**Written task**
Pull out every line of the listing below where "title" appears.
-- BEGIN Given entries --
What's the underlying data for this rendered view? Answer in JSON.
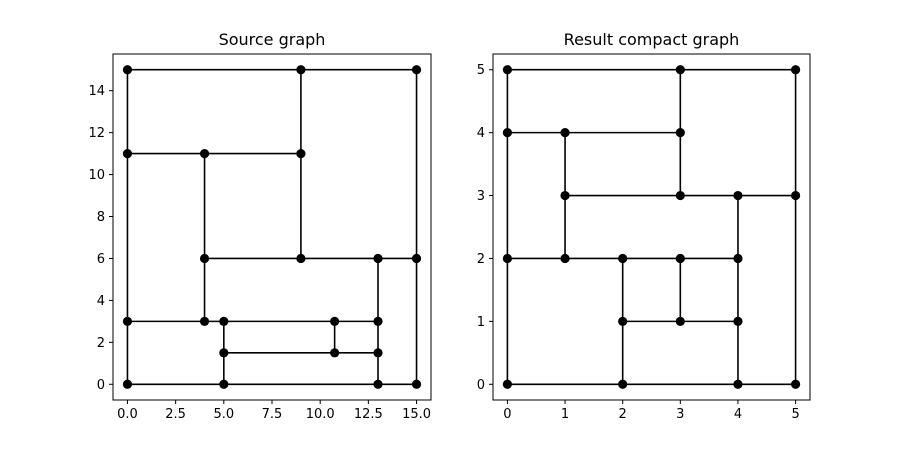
{
  "chart_data": [
    {
      "type": "scatter",
      "subtype": "graph",
      "title": "Source graph",
      "xlim": [
        -0.75,
        15.75
      ],
      "ylim": [
        -0.75,
        15.75
      ],
      "xticks": [
        0,
        2.5,
        5,
        7.5,
        10,
        12.5,
        15
      ],
      "xtick_labels": [
        "0.0",
        "2.5",
        "5.0",
        "7.5",
        "10.0",
        "12.5",
        "15.0"
      ],
      "yticks": [
        0,
        2,
        4,
        6,
        8,
        10,
        12,
        14
      ],
      "ytick_labels": [
        "0",
        "2",
        "4",
        "6",
        "8",
        "10",
        "12",
        "14"
      ],
      "grid": false,
      "nodes": [
        [
          0,
          15
        ],
        [
          9,
          15
        ],
        [
          15,
          15
        ],
        [
          0,
          11
        ],
        [
          4,
          11
        ],
        [
          9,
          11
        ],
        [
          4,
          6
        ],
        [
          9,
          6
        ],
        [
          13,
          6
        ],
        [
          15,
          6
        ],
        [
          0,
          3
        ],
        [
          4,
          3
        ],
        [
          5,
          3
        ],
        [
          10.75,
          3
        ],
        [
          13,
          3
        ],
        [
          5,
          1.5
        ],
        [
          10.75,
          1.5
        ],
        [
          13,
          1.5
        ],
        [
          0,
          0
        ],
        [
          5,
          0
        ],
        [
          13,
          0
        ],
        [
          15,
          0
        ]
      ],
      "edges": [
        [
          [
            0,
            15
          ],
          [
            15,
            15
          ]
        ],
        [
          [
            0,
            11
          ],
          [
            9,
            11
          ]
        ],
        [
          [
            4,
            6
          ],
          [
            15,
            6
          ]
        ],
        [
          [
            0,
            3
          ],
          [
            13,
            3
          ]
        ],
        [
          [
            5,
            1.5
          ],
          [
            13,
            1.5
          ]
        ],
        [
          [
            0,
            0
          ],
          [
            15,
            0
          ]
        ],
        [
          [
            0,
            0
          ],
          [
            0,
            15
          ]
        ],
        [
          [
            4,
            3
          ],
          [
            4,
            11
          ]
        ],
        [
          [
            5,
            0
          ],
          [
            5,
            3
          ]
        ],
        [
          [
            9,
            6
          ],
          [
            9,
            15
          ]
        ],
        [
          [
            10.75,
            1.5
          ],
          [
            10.75,
            3
          ]
        ],
        [
          [
            13,
            0
          ],
          [
            13,
            6
          ]
        ],
        [
          [
            15,
            0
          ],
          [
            15,
            15
          ]
        ]
      ]
    },
    {
      "type": "scatter",
      "subtype": "graph",
      "title": "Result compact graph",
      "xlim": [
        -0.25,
        5.25
      ],
      "ylim": [
        -0.25,
        5.25
      ],
      "xticks": [
        0,
        1,
        2,
        3,
        4,
        5
      ],
      "xtick_labels": [
        "0",
        "1",
        "2",
        "3",
        "4",
        "5"
      ],
      "yticks": [
        0,
        1,
        2,
        3,
        4,
        5
      ],
      "ytick_labels": [
        "0",
        "1",
        "2",
        "3",
        "4",
        "5"
      ],
      "grid": false,
      "nodes": [
        [
          0,
          5
        ],
        [
          3,
          5
        ],
        [
          5,
          5
        ],
        [
          0,
          4
        ],
        [
          1,
          4
        ],
        [
          3,
          4
        ],
        [
          1,
          3
        ],
        [
          3,
          3
        ],
        [
          4,
          3
        ],
        [
          5,
          3
        ],
        [
          0,
          2
        ],
        [
          1,
          2
        ],
        [
          2,
          2
        ],
        [
          3,
          2
        ],
        [
          4,
          2
        ],
        [
          2,
          1
        ],
        [
          3,
          1
        ],
        [
          4,
          1
        ],
        [
          0,
          0
        ],
        [
          2,
          0
        ],
        [
          4,
          0
        ],
        [
          5,
          0
        ]
      ],
      "edges": [
        [
          [
            0,
            5
          ],
          [
            5,
            5
          ]
        ],
        [
          [
            0,
            4
          ],
          [
            3,
            4
          ]
        ],
        [
          [
            1,
            3
          ],
          [
            5,
            3
          ]
        ],
        [
          [
            0,
            2
          ],
          [
            4,
            2
          ]
        ],
        [
          [
            2,
            1
          ],
          [
            4,
            1
          ]
        ],
        [
          [
            0,
            0
          ],
          [
            5,
            0
          ]
        ],
        [
          [
            0,
            0
          ],
          [
            0,
            5
          ]
        ],
        [
          [
            1,
            2
          ],
          [
            1,
            4
          ]
        ],
        [
          [
            2,
            0
          ],
          [
            2,
            2
          ]
        ],
        [
          [
            3,
            3
          ],
          [
            3,
            5
          ]
        ],
        [
          [
            3,
            1
          ],
          [
            3,
            2
          ]
        ],
        [
          [
            4,
            0
          ],
          [
            4,
            3
          ]
        ],
        [
          [
            5,
            0
          ],
          [
            5,
            5
          ]
        ]
      ]
    }
  ]
}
-- END Given entries --
**Exercise response**
      "title": "Source graph",
      "title": "Result compact graph",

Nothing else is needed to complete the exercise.